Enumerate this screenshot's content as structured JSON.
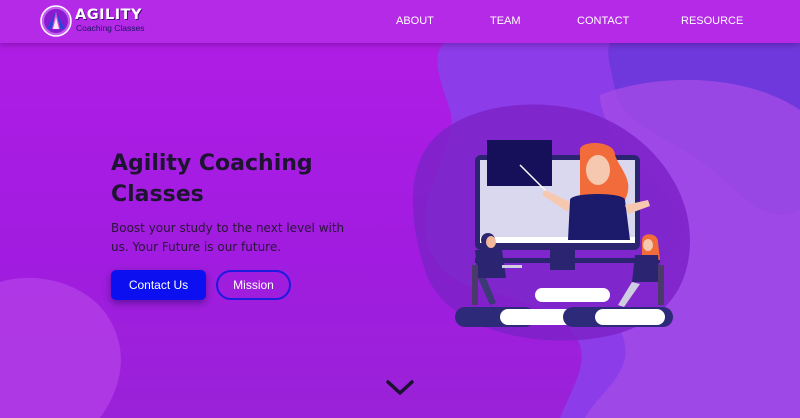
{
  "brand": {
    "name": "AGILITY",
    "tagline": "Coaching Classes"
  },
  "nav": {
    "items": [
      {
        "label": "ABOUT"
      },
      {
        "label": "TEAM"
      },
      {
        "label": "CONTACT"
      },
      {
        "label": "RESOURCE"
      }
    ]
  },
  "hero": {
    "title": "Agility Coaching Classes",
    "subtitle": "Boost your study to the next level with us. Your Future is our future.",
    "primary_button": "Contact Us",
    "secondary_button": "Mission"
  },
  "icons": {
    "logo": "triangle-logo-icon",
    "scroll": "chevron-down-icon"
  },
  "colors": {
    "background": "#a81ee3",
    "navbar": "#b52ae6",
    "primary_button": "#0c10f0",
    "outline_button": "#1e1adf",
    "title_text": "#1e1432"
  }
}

---

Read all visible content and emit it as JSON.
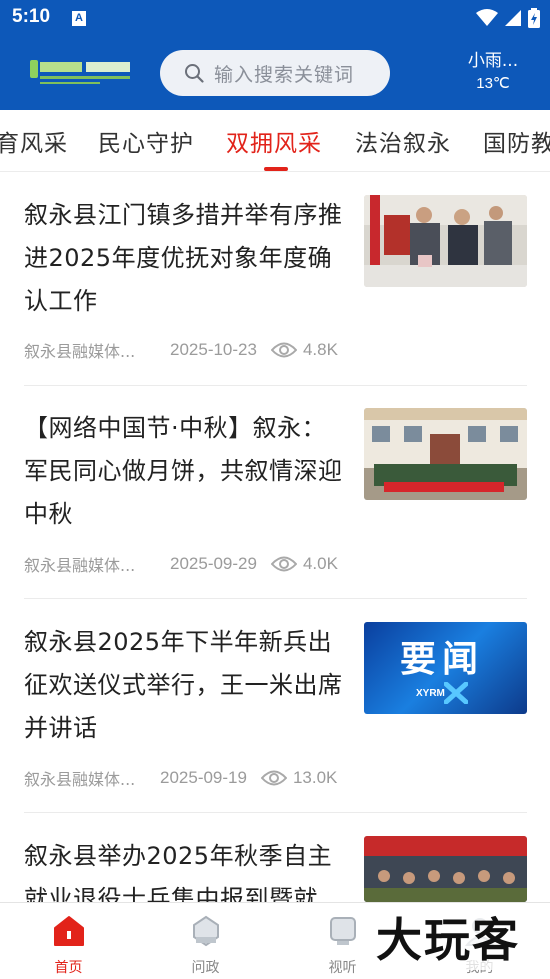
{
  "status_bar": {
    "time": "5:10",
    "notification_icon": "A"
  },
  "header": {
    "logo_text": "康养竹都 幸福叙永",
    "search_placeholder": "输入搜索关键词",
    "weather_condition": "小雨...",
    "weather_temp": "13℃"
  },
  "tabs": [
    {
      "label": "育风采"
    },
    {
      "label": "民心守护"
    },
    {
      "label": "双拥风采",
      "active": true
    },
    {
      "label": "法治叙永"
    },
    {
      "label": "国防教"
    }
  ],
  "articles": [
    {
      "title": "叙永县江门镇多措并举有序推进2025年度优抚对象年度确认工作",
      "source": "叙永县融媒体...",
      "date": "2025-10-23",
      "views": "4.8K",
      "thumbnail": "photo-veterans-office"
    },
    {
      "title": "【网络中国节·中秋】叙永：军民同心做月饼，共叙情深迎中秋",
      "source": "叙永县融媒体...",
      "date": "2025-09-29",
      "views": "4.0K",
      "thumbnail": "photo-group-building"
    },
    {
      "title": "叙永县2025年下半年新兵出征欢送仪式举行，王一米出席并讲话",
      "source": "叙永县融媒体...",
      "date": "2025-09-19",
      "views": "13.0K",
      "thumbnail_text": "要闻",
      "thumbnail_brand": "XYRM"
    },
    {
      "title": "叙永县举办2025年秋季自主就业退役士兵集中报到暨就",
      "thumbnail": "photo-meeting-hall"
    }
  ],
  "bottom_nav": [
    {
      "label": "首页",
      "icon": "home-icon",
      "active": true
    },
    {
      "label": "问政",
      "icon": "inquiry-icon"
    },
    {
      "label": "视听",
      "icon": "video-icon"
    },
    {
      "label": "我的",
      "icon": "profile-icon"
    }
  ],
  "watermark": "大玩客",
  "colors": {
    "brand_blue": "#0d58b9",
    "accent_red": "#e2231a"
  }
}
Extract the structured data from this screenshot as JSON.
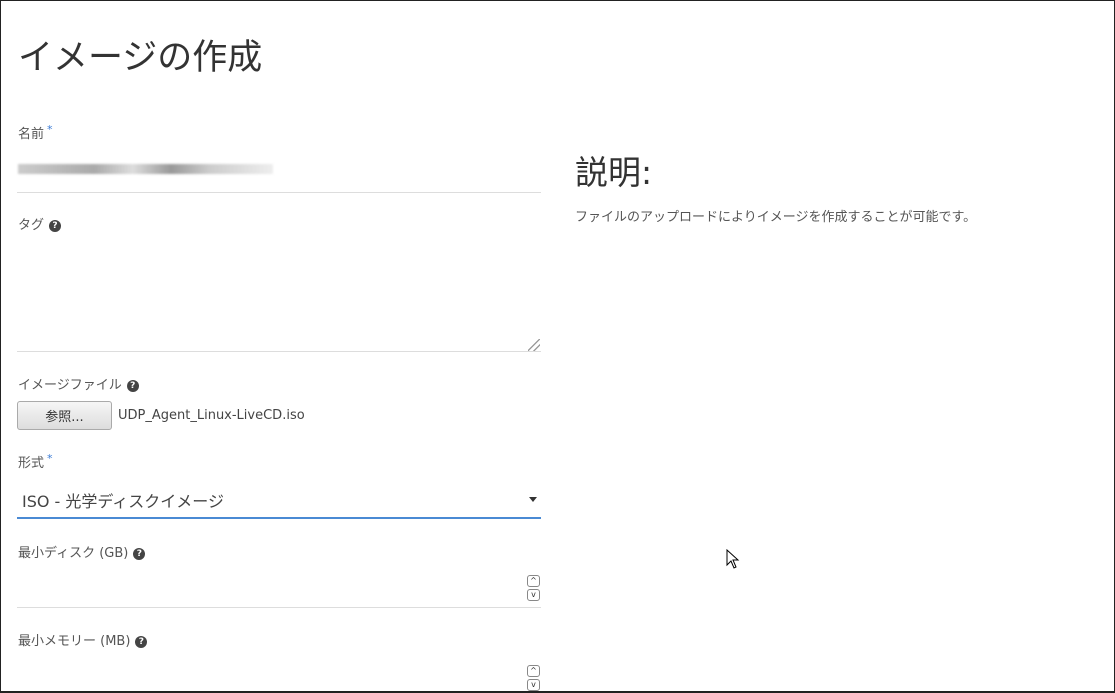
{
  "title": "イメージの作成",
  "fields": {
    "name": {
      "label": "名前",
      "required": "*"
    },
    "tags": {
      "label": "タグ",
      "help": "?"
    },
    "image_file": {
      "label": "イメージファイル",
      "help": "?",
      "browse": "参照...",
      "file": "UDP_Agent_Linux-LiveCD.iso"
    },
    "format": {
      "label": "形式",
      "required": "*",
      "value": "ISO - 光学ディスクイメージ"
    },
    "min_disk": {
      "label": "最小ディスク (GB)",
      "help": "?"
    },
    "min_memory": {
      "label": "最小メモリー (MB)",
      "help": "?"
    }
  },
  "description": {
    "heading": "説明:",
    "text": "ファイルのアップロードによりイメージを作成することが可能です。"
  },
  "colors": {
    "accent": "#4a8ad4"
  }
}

Given request — Show, from the listing above, each line that contains the word "structured".

In response —
Enumerate this screenshot's content as structured JSON.
Extract the structured data from this screenshot as JSON.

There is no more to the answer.